WORK TO COMPLETE
A. In the passage on dialyzer clearances, what was the mean dialyzer β2M clearance for the high-flux arm over the entire follow-up period?
B. From the passage on dialyzer clearances, copy the stretch from "Figure 1. Distributions" through "low-flux dialysis (L)." word for word.
C. Proceed with the passage on dialyzer clearances, picking up after its last sentence.

TEXT PASSAGE Block Start

Table 2. Combinations of dialyzers and reprocessing methods
Clearances of β2M and Urea
The dialyzer clearances of β2M in the high-flux and low-flux arms during the follow-up period are presented in Figure 1. The mean dialyzer β2M clearances for the entire follow-up period were 33.8 ± 11.4 ml/min for the high-flux arm and 3.4 ± 7.2 ml/min for the low-flux arm (Table 3). The β2M Kt/V values for the two arms were 0.67 ± 0.23 and 0.07 ± 0.15, respectively. Therefore, the mean predialysis serum β2M levels during the follow-up period were 41.5 ± 13.0 mg/L in the low-flux arm and 33.6 ± 9.1 mg/L in the high-flux arm (P < 0.0001, high-flux versus low-flux dialysis). The eKt/V values for urea (1.34) in the two flux arms were virtually identical. Within each of the arms, there were no significant differences in mean β2M clearances, mean β2M Kt/V values, or mean urea eKt/V values between the patients with ≤3.7 yr of dialysis and those with >3.7 yr of dialysis before the study. These data indicate that any differences in clinical outcomes in response to flux interventions between the groups with different prestudy durations of dialysis were not attributable to differences in dialyzer clearances of β2M and urea.
Figure 1. Distributions of individual measurements of β2-microglobulin (β2M) clearance at selected follow-up visits. The plus sign inside each box plot represents the mean, and the center horizontal line represents the median. The lower and upper horizontal lines at the bottom and top of the box represent the 25th and 75th percentiles, respectively. The lower and upper vertical lines extend to the 10th and 90th percentiles, respectively. High-flux dialysis (H) was associated with higher dialyzer β2M clearances (P < 0.001) than was low-flux dialysis (L).

TEXT PASSAGE Block End
RAW DATA Block Start

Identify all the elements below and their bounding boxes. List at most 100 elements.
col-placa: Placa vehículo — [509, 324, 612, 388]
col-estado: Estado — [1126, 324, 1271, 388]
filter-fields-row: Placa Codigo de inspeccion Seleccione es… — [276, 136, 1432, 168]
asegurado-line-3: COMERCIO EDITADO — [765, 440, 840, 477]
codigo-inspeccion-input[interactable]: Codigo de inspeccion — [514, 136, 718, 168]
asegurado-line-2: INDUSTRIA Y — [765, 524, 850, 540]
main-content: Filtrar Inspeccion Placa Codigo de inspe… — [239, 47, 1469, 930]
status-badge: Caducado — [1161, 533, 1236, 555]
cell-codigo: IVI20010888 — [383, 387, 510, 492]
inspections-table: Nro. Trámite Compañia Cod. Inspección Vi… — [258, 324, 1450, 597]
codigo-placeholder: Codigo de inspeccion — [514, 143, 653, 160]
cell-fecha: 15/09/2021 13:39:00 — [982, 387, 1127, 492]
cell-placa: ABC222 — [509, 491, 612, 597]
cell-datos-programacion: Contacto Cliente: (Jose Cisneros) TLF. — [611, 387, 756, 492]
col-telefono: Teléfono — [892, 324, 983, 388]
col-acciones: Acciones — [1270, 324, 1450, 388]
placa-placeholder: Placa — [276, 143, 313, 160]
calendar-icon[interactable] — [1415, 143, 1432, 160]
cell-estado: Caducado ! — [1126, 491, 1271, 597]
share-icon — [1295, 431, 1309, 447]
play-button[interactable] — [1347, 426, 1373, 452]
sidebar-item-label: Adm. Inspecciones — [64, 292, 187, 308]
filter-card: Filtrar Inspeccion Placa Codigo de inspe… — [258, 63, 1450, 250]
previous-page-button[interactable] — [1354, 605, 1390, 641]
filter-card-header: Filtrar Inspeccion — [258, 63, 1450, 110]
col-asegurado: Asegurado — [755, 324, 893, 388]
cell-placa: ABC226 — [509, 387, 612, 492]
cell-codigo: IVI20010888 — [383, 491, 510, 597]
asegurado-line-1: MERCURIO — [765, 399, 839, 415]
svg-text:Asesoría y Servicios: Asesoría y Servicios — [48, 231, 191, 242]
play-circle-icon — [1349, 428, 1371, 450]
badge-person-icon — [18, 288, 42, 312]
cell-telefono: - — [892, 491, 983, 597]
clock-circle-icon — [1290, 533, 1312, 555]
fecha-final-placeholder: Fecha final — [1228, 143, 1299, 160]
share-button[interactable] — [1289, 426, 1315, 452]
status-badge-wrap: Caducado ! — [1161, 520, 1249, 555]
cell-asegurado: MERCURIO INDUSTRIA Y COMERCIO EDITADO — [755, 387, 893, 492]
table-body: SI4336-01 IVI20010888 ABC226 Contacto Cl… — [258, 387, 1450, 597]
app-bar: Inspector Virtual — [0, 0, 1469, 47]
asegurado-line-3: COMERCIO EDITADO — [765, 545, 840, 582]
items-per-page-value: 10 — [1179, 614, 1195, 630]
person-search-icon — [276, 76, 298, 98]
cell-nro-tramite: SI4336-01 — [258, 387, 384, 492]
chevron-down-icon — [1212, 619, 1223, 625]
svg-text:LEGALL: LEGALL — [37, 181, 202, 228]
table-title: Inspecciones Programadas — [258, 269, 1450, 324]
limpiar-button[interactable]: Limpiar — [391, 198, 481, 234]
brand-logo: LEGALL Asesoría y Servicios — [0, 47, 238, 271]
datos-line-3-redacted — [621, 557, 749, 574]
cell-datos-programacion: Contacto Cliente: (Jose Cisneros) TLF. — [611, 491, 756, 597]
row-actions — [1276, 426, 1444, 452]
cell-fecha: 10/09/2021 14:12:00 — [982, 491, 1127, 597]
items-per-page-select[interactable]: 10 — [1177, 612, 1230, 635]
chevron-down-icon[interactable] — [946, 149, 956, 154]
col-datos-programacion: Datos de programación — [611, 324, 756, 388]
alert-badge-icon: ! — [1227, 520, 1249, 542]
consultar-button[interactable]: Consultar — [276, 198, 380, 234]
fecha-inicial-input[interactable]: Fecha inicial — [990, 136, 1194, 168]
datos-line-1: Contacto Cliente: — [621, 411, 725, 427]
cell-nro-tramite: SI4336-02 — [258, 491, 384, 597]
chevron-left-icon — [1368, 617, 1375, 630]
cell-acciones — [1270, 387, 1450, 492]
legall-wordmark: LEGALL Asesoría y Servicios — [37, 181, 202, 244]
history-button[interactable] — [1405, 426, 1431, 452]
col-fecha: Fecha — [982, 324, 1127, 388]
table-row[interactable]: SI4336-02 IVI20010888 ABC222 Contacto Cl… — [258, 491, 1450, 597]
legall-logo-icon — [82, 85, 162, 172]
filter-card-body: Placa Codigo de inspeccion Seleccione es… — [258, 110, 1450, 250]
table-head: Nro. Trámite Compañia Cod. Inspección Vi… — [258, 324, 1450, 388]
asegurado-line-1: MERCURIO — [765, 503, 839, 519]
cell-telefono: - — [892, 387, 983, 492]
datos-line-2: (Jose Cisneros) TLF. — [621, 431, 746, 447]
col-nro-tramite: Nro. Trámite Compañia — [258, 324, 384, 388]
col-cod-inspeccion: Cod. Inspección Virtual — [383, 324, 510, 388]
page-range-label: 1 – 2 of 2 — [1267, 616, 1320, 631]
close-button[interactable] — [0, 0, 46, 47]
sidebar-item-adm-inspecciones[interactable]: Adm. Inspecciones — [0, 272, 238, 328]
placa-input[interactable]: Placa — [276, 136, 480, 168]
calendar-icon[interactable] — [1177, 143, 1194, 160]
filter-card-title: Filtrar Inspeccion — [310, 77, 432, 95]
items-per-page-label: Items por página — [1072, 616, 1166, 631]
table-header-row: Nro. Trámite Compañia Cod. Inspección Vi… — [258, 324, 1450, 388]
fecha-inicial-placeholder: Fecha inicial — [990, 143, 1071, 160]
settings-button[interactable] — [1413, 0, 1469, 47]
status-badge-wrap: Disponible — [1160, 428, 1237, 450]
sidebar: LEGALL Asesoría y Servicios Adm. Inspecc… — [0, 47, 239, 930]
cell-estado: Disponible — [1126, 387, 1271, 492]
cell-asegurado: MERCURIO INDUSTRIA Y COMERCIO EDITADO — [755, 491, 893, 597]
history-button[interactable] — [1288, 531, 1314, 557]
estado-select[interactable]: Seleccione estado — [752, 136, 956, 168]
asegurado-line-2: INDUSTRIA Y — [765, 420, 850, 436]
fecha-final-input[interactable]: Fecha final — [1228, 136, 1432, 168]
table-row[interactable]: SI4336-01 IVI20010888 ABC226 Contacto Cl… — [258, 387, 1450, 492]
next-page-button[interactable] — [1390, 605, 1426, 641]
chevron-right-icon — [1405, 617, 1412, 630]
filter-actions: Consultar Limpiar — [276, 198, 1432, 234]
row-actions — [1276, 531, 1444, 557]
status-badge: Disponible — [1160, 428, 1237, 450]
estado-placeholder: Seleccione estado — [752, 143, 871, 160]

RAW DATA Block End

OUTPUTS BY TASK
A. 33.8 ± 11.4 ml/min

B.
Figure 1. Distributions of individual measurements of β2-microglobulin (β2M) clearance at selected follow-up visits. The plus sign inside each box plot represents the mean, and the center horizontal line represents the median. The lower and upper horizontal lines at the bottom and top of the box represent the 25th and 75th percentiles, respectively. The lower and upper vertical lines extend to the 10th and 90th percentiles, respectively. High-flux dialysis (H) was associated with higher dialyzer β2M clearances (P < 0.001) than was low-flux dialysis (L).

C.
Table 3. Clearance and Kt/V for β2M and eKt/V for urea during the follow-up period, according to the treatment arm and the duration of dialysis before the study
Interactions of Baseline Factors with Flux Interventions
In the entire cohort, randomization to the high-flux arm was not significantly associated with death in the primary analysis, in which the follow-up period was censored at the time of transplantation [RR, 0.92; 95% confidence interval (CI), 0.81 to 1.05], or in a sensitivity analysis without censoring at transplantation (RR, 0.91; 95% CI, 0.80 to 1.04). However, it is conceivable that the responses of different subgroups to high-flux dialysis might not be uniform. Further analyses were therefore performed to evaluate whether the effects of flux intervention on ACM differed between subgroups defined according to the seven baseline factors that were prespecified in the study protocol or between subgroups defined according to seven additional factors selected after the study, for the purposes of this report. Among the seven prespecified baseline factors, only an interaction between flux and years of dialysis was identified (Table 4). The P value for the difference in the effects of high-flux assignment on ACM rates for the two duration subgroups (interaction between flux and years on dialysis) was 0.005, which is lower than the Bonferroni critical value of 0.0071 that is appropriate for the evaluation of seven different prespecified factors. For patients with >3.7 yr of dialysis before the study, randomization to the high-flux arm was associated with a 32% reduction (P = 0.001) in the risk of ACM, compared with the low-flux arm. In contrast, for patients with ≤3.7 yr of dialysis before the study, there was no significant difference (P = 0.56) in the risk of ACM between the two flux arms (Table 5). The results of the analyses of interactions between the flux intervention and the seven prespecified baseline factors demonstrated similar results when the analyses was performed without censoring for transplantation; the interaction of the flux intervention with the prestudy duration of dialysis remained statistically significant (P = 0.005), and no other interactions were identified (P > 0.10 for the interaction of the flux intervention with each other factor).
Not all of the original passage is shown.